Repeat the material verbatim and drop the pictures.

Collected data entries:
····················
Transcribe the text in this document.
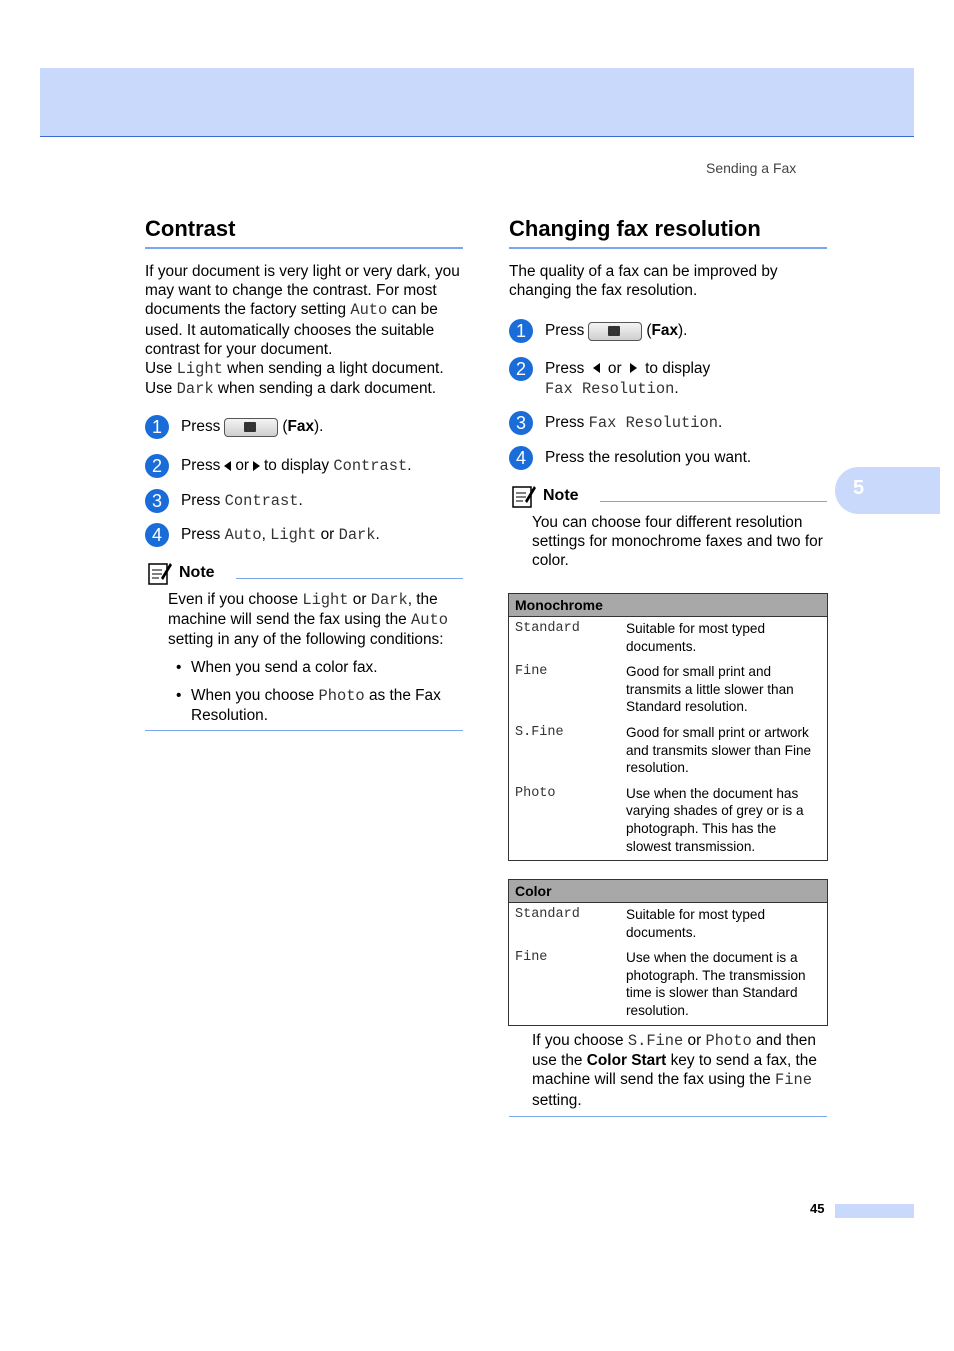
Sending a Fax
Contrast

If your document is very light or very dark, you may want to change the contrast. For most documents the factory setting Auto can be used. It automatically chooses the suitable contrast for your document.
Use Light when sending a light document.
Use Dark when sending a dark document.

1	Press	(Fax ).
2	Press or to display
Contrast .
3	Press
Contrast .
4	Press
Auto ,
Light
or
Dark .
Note

Even if you choose Light or Dark, the machine will send the fax using the Auto setting in any of the following conditions:

• When you send a color fax.
• When you choose Photo as the Fax Resolution.
Changing fax resolution

The quality of a fax can be improved by changing the fax resolution.

1	Press	(Fax ).
2	Press or to display
Fax Resolution.
3	Press
Fax Resolution .
4	Press the resolution you want.
Note

You can choose four different resolution settings for monochrome faxes and two for color.

Monochrome	
Standard	Suitable for most typed documents.
Fine	Good for small print and transmits a little slower than Standard resolution.
S.Fine	Good for small print or artwork and transmits slower than Fine resolution.
Photo	Use when the document has varying shades of grey or is a photograph. This has the slowest transmission.
Color	
Standard	Suitable for most typed documents.
Fine	Use when the document is a photograph. The transmission time is slower than Standard resolution.

If you choose S.Fine or Photo and then use the Color Start key to send a fax, the machine will send the fax using the Fine setting.

5
45
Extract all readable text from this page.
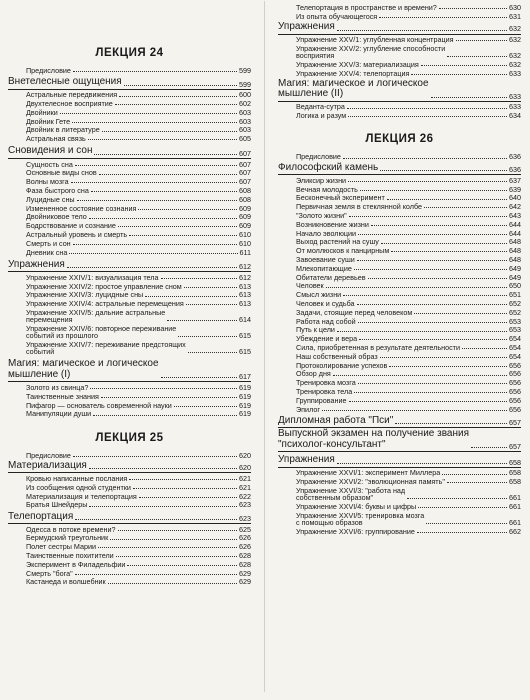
ЛЕКЦИЯ 24
Предисловие	599
Внетелесные ощущения	599
Астральные передвижения	600
Двухтелесное восприятие	602
Двойники	603
Двойник Гете	603
Двойник в литературе	603
Астральная связь	605
Сновидения и сон	607
Сущность сна	607
Основные виды снов	607
Волны мозга	607
Фаза быстрого сна	608
Луцидные сны	608
Измененное состояние сознания	609
Двойниковое тело	609
Бодрствование и сознание	609
Астральный уровень и смерть	610
Смерть и сон	610
Дневник сна	611
Упражнения	612
Упражнение XXIV/1: визуализация тела	612
Упражнение XXIV/2: простое управление сном	613
Упражнение XXIV/3: луцидные сны	613
Упражнение XXIV/4: астральные перемещения	613
Упражнение XXIV/5: дальние астральные
перемещения	614
Упражнение XXIV/6: повторное переживание
событий из прошлого	615
Упражнение XXIV/7: переживание предстоящих
событий	615
Магия: магическое и логическое
мышление (I)	617
Золото из свинца?	619
Таинственные знания	619
Пифагор — основатель современной науки	619
Манипуляции души	619
ЛЕКЦИЯ 25
Предисловие	620
Материализация	620
Кровью написанные послания	621
Из сообщения одной студентки	621
Материализация и телепортация	622
Братья Шнейдеры	623
Телепортация	623
Одесса в потоке времени?	625
Бермудский треугольник	626
Полет сестры Марии	626
Таинственные похитители	628
Эксперимент в Филадельфии	628
Смерть "бога"	629
Кастанеда и волшебник	629
Телепортация в пространстве и времени?	630
Из опыта обучающегося	631
Упражнения	632
Упражнение XXV/1: углубленная концентрация	632
Упражнение XXV/2: углубление способности
восприятия	632
Упражнение XXV/3: материализация	632
Упражнение XXV/4: телепортация	633
Магия: магическое и логическое
мышление (II)	633
Веданта-сутра	633
Логика и разум	634
ЛЕКЦИЯ 26
Предисловие	636
Философский камень	636
Эликсир жизни	637
Вечная молодость	639
Бесконечный эксперимент	640
Первичная земля в стеклянной колбе	642
"Золото жизни"	643
Возникновение жизни	644
Начало эволюции	644
Выход растений на сушу	648
От моллюсков к панцирным	648
Завоевание суши	648
Млекопитающие	649
Обитатели деревьев	649
Человек	650
Смысл жизни	651
Человек и судьба	652
Задачи, стоящие перед человеком	652
Работа над собой	653
Путь к цели	653
Убеждение и вера	654
Сила, приобретенная в результате деятельности	654
Наш собственный образ	654
Протоколирование успехов	656
Обзор дня	656
Тренировка мозга	656
Тренировка тела	656
Группирование	656
Эпилог	656
Дипломная работа "Пси"	657
Выпускной экзамен на получение звания
"психолог-консультант"	657
Упражнения	658
Упражнение XXVI/1: эксперимент Миллера	658
Упражнение XXVI/2: "эволюционная память"	658
Упражнение XXVI/3: "работа над
собственным образом"	661
Упражнение XXVI/4: буквы и цифры	661
Упражнение XXVI/5: тренировка мозга
с помощью образов	661
Упражнение XXVI/6: группирование	662
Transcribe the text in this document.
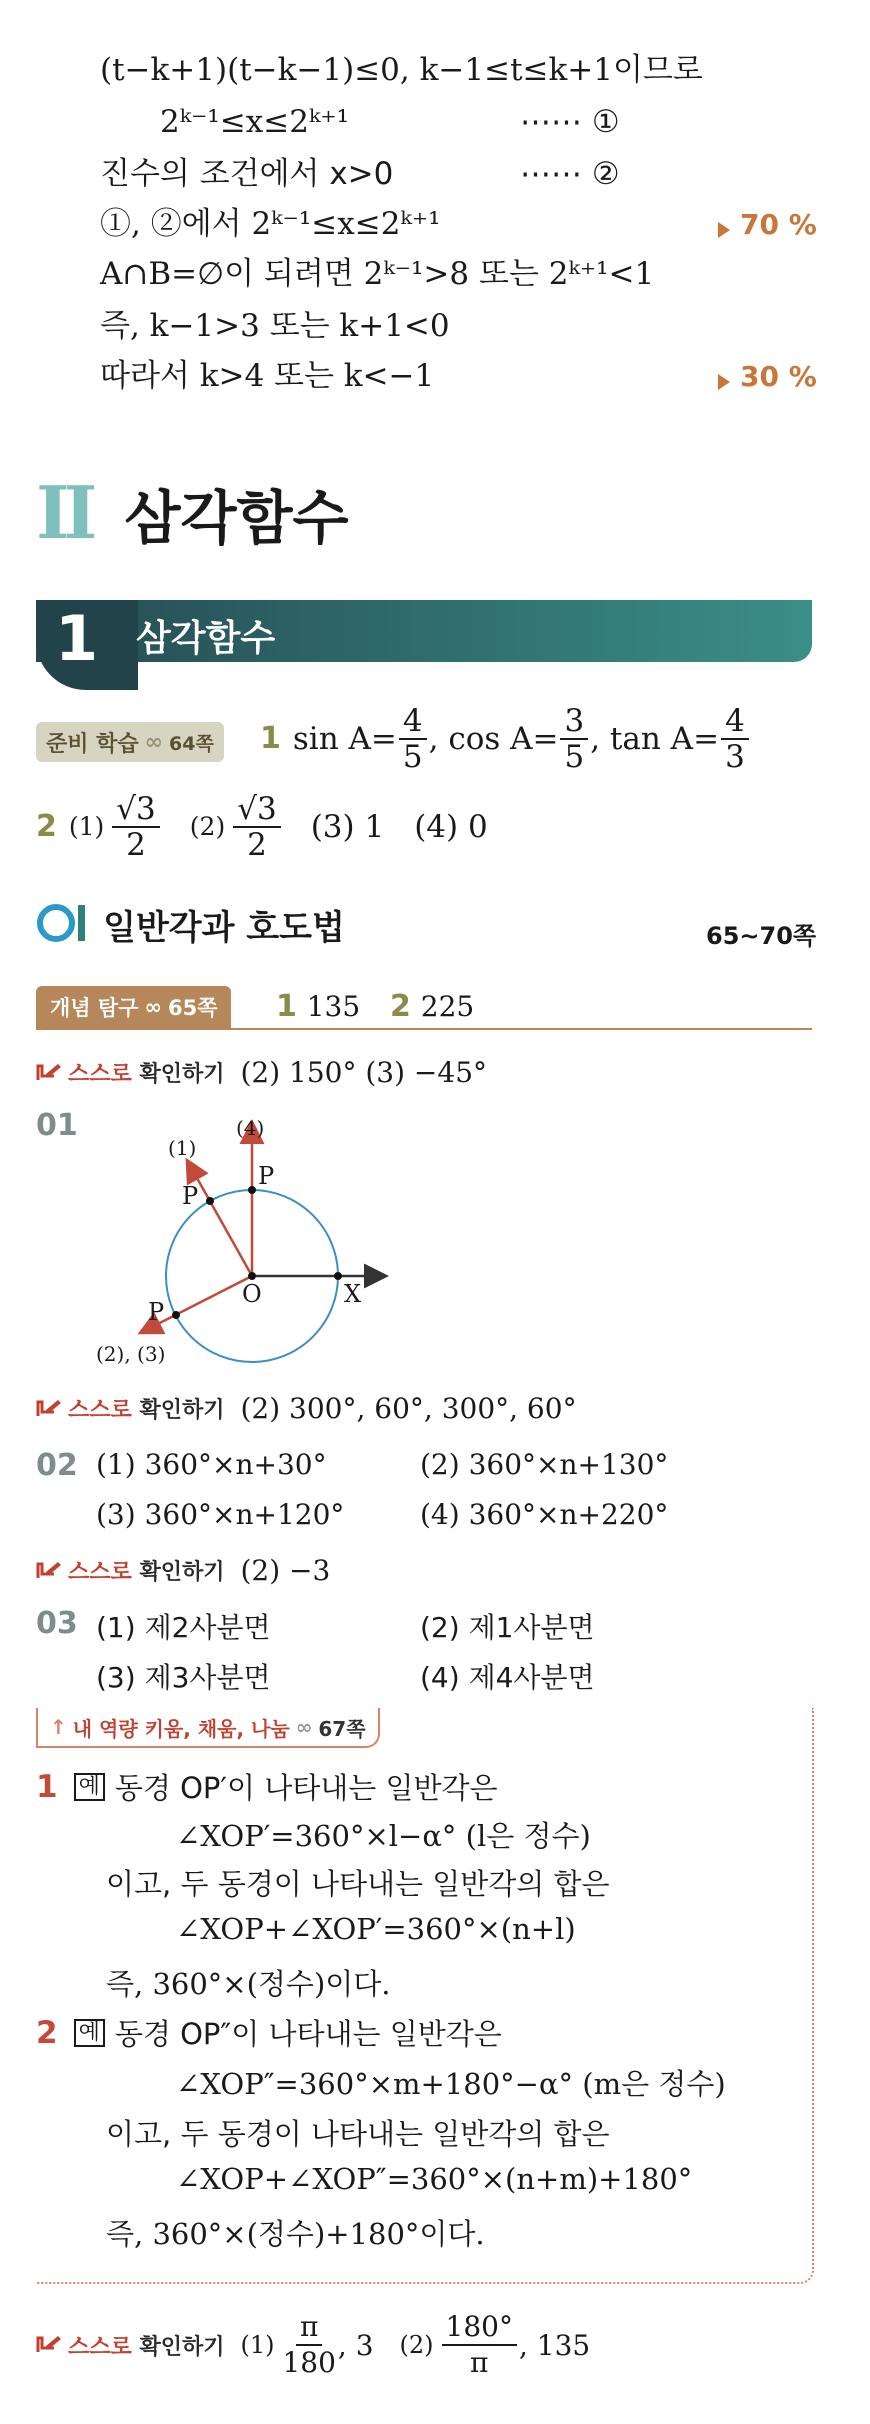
(t−k+1)(t−k−1)≤0, k−1≤t≤k+1이므로
2ᵏ⁻¹≤x≤2ᵏ⁺¹	⋯⋯ ①
진수의 조건에서 x>0	⋯⋯ ②
①, ②에서 2ᵏ⁻¹≤x≤2ᵏ⁺¹	70 %
A∩B=∅이 되려면 2ᵏ⁻¹>8 또는 2ᵏ⁺¹<1
즉, k−1>3 또는 k+1<0
따라서 k>4 또는 k<−1	30 %
II 삼각함수
1 삼각함수
준비 학습 ∞ 64쪽 1 $\sin A= \frac{4}{5}$ , $\cos A= \frac{3}{5}$ , $\tan A= \frac{4}{3}$
2 $(1) \frac{√3}{2} (2) \frac{√3}{2} (3)$ 1 (4) 0
일반각과 호도법	65~70쪽
개념 탐구 ∞ 65쪽 1 135 2 225
스스로 확인하기 (2) 150° (3) −45°
01
(1)
(4)
P
P
P
O	X
(2), (3)
스스로 확인하기 (2) 300°, 60°, 300°, 60°
02 (1) 360°×n+30°	(2) 360°×n+130°
(3) 360°×n+120°	(4) 360°×n+220°
스스로 확인하기 (2) −3
03 (1) 제2사분면	(2) 제1사분면
(3) 제3사분면	(4) 제4사분면
↑ 내 역량 키움, 채움, 나눔 ∞ 67쪽
1 예 동경 OP′이 나타내는 일반각은
∠XOP′=360°×l−α° (l은 정수)
이고, 두 동경이 나타내는 일반각의 합은
∠XOP+∠XOP′=360°×(n+l)
즉, 360°×(정수)이다.
2 예 동경 OP″이 나타내는 일반각은
∠XOP″=360°×m+180°−α° (m은 정수)
이고, 두 동경이 나타내는 일반각의 합은
∠XOP+∠XOP″=360°×(n+m)+180°
즉, 360°×(정수)+180°이다.
스스로 확인하기 $(1) \frac{\pi}{180}$ , 3 $(2) \frac{180^\circ}{\pi}$ , 135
····················
- [Complete response]
Transcribe the text in this document.
Sending a Fax
Contrast

If your document is very light or very dark, you may want to change the contrast. For most documents the factory setting Auto can be used. It automatically chooses the suitable contrast for your document.
Use Light when sending a light document.
Use Dark when sending a dark document.

1	Press	(Fax ).
2	Press or to display
Contrast .
3	Press
Contrast .
4	Press
Auto ,
Light
or
Dark .
Note

Even if you choose Light or Dark, the machine will send the fax using the Auto setting in any of the following conditions:

• When you send a color fax.
• When you choose Photo as the Fax Resolution.
Changing fax resolution

The quality of a fax can be improved by changing the fax resolution.

1	Press	(Fax ).
2	Press or to display
Fax Resolution.
3	Press
Fax Resolution .
4	Press the resolution you want.
Note

You can choose four different resolution settings for monochrome faxes and two for color.

Monochrome	
Standard	Suitable for most typed documents.
Fine	Good for small print and transmits a little slower than Standard resolution.
S.Fine	Good for small print or artwork and transmits slower than Fine resolution.
Photo	Use when the document has varying shades of grey or is a photograph. This has the slowest transmission.
Color	
Standard	Suitable for most typed documents.
Fine	Use when the document is a photograph. The transmission time is slower than Standard resolution.

If you choose S.Fine or Photo and then use the Color Start key to send a fax, the machine will send the fax using the Fine setting.

5
45
Extract all readable text from this page.
ЛЕКЦИЯ 24
Предисловие	599
Внетелесные ощущения	599
Астральные передвижения	600
Двухтелесное восприятие	602
Двойники	603
Двойник Гете	603
Двойник в литературе	603
Астральная связь	605
Сновидения и сон	607
Сущность сна	607
Основные виды снов	607
Волны мозга	607
Фаза быстрого сна	608
Луцидные сны	608
Измененное состояние сознания	609
Двойниковое тело	609
Бодрствование и сознание	609
Астральный уровень и смерть	610
Смерть и сон	610
Дневник сна	611
Упражнения	612
Упражнение XXIV/1: визуализация тела	612
Упражнение XXIV/2: простое управление сном	613
Упражнение XXIV/3: луцидные сны	613
Упражнение XXIV/4: астральные перемещения	613
Упражнение XXIV/5: дальние астральные
перемещения	614
Упражнение XXIV/6: повторное переживание
событий из прошлого	615
Упражнение XXIV/7: переживание предстоящих
событий	615
Магия: магическое и логическое
мышление (I)	617
Золото из свинца?	619
Таинственные знания	619
Пифагор — основатель современной науки	619
Манипуляции души	619
ЛЕКЦИЯ 25
Предисловие	620
Материализация	620
Кровью написанные послания	621
Из сообщения одной студентки	621
Материализация и телепортация	622
Братья Шнейдеры	623
Телепортация	623
Одесса в потоке времени?	625
Бермудский треугольник	626
Полет сестры Марии	626
Таинственные похитители	628
Эксперимент в Филадельфии	628
Смерть "бога"	629
Кастанеда и волшебник	629
Телепортация в пространстве и времени?	630
Из опыта обучающегося	631
Упражнения	632
Упражнение XXV/1: углубленная концентрация	632
Упражнение XXV/2: углубление способности
восприятия	632
Упражнение XXV/3: материализация	632
Упражнение XXV/4: телепортация	633
Магия: магическое и логическое
мышление (II)	633
Веданта-сутра	633
Логика и разум	634
ЛЕКЦИЯ 26
Предисловие	636
Философский камень	636
Эликсир жизни	637
Вечная молодость	639
Бесконечный эксперимент	640
Первичная земля в стеклянной колбе	642
"Золото жизни"	643
Возникновение жизни	644
Начало эволюции	644
Выход растений на сушу	648
От моллюсков к панцирным	648
Завоевание суши	648
Млекопитающие	649
Обитатели деревьев	649
Человек	650
Смысл жизни	651
Человек и судьба	652
Задачи, стоящие перед человеком	652
Работа над собой	653
Путь к цели	653
Убеждение и вера	654
Сила, приобретенная в результате деятельности	654
Наш собственный образ	654
Протоколирование успехов	656
Обзор дня	656
Тренировка мозга	656
Тренировка тела	656
Группирование	656
Эпилог	656
Дипломная работа "Пси"	657
Выпускной экзамен на получение звания
"психолог-консультант"	657
Упражнения	658
Упражнение XXVI/1: эксперимент Миллера	658
Упражнение XXVI/2: "эволюционная память"	658
Упражнение XXVI/3: "работа над
собственным образом"	661
Упражнение XXVI/4: буквы и цифры	661
Упражнение XXVI/5: тренировка мозга
с помощью образов	661
Упражнение XXVI/6: группирование	662
Transcribe the text in this document.
(t−k+1)(t−k−1)≤0, k−1≤t≤k+1이므로
2ᵏ⁻¹≤x≤2ᵏ⁺¹	⋯⋯ ①
진수의 조건에서 x>0	⋯⋯ ②
①, ②에서 2ᵏ⁻¹≤x≤2ᵏ⁺¹	70 %
A∩B=∅이 되려면 2ᵏ⁻¹>8 또는 2ᵏ⁺¹<1
즉, k−1>3 또는 k+1<0
따라서 k>4 또는 k<−1	30 %
II 삼각함수
1 삼각함수
준비 학습 ∞ 64쪽 1 $\sin A= \frac{4}{5}$ , $\cos A= \frac{3}{5}$ , $\tan A= \frac{4}{3}$
2 $(1) \frac{√3}{2} (2) \frac{√3}{2} (3)$ 1 (4) 0
일반각과 호도법	65~70쪽
개념 탐구 ∞ 65쪽 1 135 2 225
스스로 확인하기 (2) 150° (3) −45°
01
(1)
(4)
P
P
P
O	X
(2), (3)
스스로 확인하기 (2) 300°, 60°, 300°, 60°
02 (1) 360°×n+30°	(2) 360°×n+130°
(3) 360°×n+120°	(4) 360°×n+220°
스스로 확인하기 (2) −3
03 (1) 제2사분면	(2) 제1사분면
(3) 제3사분면	(4) 제4사분면
↑ 내 역량 키움, 채움, 나눔 ∞ 67쪽
1 예 동경 OP′이 나타내는 일반각은
∠XOP′=360°×l−α° (l은 정수)
이고, 두 동경이 나타내는 일반각의 합은
∠XOP+∠XOP′=360°×(n+l)
즉, 360°×(정수)이다.
2 예 동경 OP″이 나타내는 일반각은
∠XOP″=360°×m+180°−α° (m은 정수)
이고, 두 동경이 나타내는 일반각의 합은
∠XOP+∠XOP″=360°×(n+m)+180°
즉, 360°×(정수)+180°이다.
스스로 확인하기 $(1) \frac{\pi}{180}$ , 3 $(2) \frac{180^\circ}{\pi}$ , 135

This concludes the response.